Records that describe figures:
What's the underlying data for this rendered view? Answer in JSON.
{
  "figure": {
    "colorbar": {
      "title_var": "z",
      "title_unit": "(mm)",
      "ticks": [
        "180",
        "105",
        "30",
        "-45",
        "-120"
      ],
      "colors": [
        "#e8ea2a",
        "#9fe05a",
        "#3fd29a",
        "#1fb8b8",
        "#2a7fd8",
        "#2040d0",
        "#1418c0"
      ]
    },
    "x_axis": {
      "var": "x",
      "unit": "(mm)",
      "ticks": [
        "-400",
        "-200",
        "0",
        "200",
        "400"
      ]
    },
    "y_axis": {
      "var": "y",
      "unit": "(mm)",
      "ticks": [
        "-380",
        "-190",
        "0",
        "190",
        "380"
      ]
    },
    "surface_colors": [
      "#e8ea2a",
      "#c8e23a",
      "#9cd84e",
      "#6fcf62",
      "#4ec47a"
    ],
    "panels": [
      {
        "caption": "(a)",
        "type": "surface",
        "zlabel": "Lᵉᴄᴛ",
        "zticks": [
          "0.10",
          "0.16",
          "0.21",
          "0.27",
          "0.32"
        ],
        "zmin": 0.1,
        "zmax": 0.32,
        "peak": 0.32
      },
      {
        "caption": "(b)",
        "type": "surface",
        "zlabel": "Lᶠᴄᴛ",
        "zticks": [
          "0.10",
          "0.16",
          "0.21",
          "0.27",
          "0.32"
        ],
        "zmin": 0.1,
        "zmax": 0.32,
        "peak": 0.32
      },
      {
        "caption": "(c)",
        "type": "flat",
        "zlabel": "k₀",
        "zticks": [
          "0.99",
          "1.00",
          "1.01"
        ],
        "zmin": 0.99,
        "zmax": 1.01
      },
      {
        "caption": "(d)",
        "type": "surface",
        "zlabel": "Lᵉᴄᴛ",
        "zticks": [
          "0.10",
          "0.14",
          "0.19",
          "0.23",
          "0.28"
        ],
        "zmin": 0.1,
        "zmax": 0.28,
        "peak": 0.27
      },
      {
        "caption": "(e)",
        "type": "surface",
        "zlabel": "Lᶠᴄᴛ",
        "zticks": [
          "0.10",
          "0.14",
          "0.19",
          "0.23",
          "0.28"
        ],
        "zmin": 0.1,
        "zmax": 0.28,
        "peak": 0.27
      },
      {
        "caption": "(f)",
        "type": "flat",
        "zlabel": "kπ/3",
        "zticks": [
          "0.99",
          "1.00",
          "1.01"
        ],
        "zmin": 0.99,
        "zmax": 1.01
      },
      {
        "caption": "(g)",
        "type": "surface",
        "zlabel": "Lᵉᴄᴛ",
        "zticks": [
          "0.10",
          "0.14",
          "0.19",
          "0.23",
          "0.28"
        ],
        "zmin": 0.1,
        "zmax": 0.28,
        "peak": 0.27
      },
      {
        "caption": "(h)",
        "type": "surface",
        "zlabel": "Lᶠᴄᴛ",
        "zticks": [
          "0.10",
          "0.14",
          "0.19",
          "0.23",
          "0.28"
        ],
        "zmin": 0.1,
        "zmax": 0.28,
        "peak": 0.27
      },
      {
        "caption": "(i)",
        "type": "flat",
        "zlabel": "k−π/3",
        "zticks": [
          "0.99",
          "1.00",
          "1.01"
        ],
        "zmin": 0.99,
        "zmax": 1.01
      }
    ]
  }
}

* WRITTEN REQUEST *
Return each entry from above without altering a single character.

* SOLUTION TO THE PROBLEM *
What's the underlying data for this rendered view? Answer in JSON.
{
  "figure": {
    "colorbar": {
      "title_var": "z",
      "title_unit": "(mm)",
      "ticks": [
        "180",
        "105",
        "30",
        "-45",
        "-120"
      ],
      "colors": [
        "#e8ea2a",
        "#9fe05a",
        "#3fd29a",
        "#1fb8b8",
        "#2a7fd8",
        "#2040d0",
        "#1418c0"
      ]
    },
    "x_axis": {
      "var": "x",
      "unit": "(mm)",
      "ticks": [
        "-400",
        "-200",
        "0",
        "200",
        "400"
      ]
    },
    "y_axis": {
      "var": "y",
      "unit": "(mm)",
      "ticks": [
        "-380",
        "-190",
        "0",
        "190",
        "380"
      ]
    },
    "surface_colors": [
      "#e8ea2a",
      "#c8e23a",
      "#9cd84e",
      "#6fcf62",
      "#4ec47a"
    ],
    "panels": [
      {
        "caption": "(a)",
        "type": "surface",
        "zlabel": "Lᵉᴄᴛ",
        "zticks": [
          "0.10",
          "0.16",
          "0.21",
          "0.27",
          "0.32"
        ],
        "zmin": 0.1,
        "zmax": 0.32,
        "peak": 0.32
      },
      {
        "caption": "(b)",
        "type": "surface",
        "zlabel": "Lᶠᴄᴛ",
        "zticks": [
          "0.10",
          "0.16",
          "0.21",
          "0.27",
          "0.32"
        ],
        "zmin": 0.1,
        "zmax": 0.32,
        "peak": 0.32
      },
      {
        "caption": "(c)",
        "type": "flat",
        "zlabel": "k₀",
        "zticks": [
          "0.99",
          "1.00",
          "1.01"
        ],
        "zmin": 0.99,
        "zmax": 1.01
      },
      {
        "caption": "(d)",
        "type": "surface",
        "zlabel": "Lᵉᴄᴛ",
        "zticks": [
          "0.10",
          "0.14",
          "0.19",
          "0.23",
          "0.28"
        ],
        "zmin": 0.1,
        "zmax": 0.28,
        "peak": 0.27
      },
      {
        "caption": "(e)",
        "type": "surface",
        "zlabel": "Lᶠᴄᴛ",
        "zticks": [
          "0.10",
          "0.14",
          "0.19",
          "0.23",
          "0.28"
        ],
        "zmin": 0.1,
        "zmax": 0.28,
        "peak": 0.27
      },
      {
        "caption": "(f)",
        "type": "flat",
        "zlabel": "kπ/3",
        "zticks": [
          "0.99",
          "1.00",
          "1.01"
        ],
        "zmin": 0.99,
        "zmax": 1.01
      },
      {
        "caption": "(g)",
        "type": "surface",
        "zlabel": "Lᵉᴄᴛ",
        "zticks": [
          "0.10",
          "0.14",
          "0.19",
          "0.23",
          "0.28"
        ],
        "zmin": 0.1,
        "zmax": 0.28,
        "peak": 0.27
      },
      {
        "caption": "(h)",
        "type": "surface",
        "zlabel": "Lᶠᴄᴛ",
        "zticks": [
          "0.10",
          "0.14",
          "0.19",
          "0.23",
          "0.28"
        ],
        "zmin": 0.1,
        "zmax": 0.28,
        "peak": 0.27
      },
      {
        "caption": "(i)",
        "type": "flat",
        "zlabel": "k−π/3",
        "zticks": [
          "0.99",
          "1.00",
          "1.01"
        ],
        "zmin": 0.99,
        "zmax": 1.01
      }
    ]
  }
}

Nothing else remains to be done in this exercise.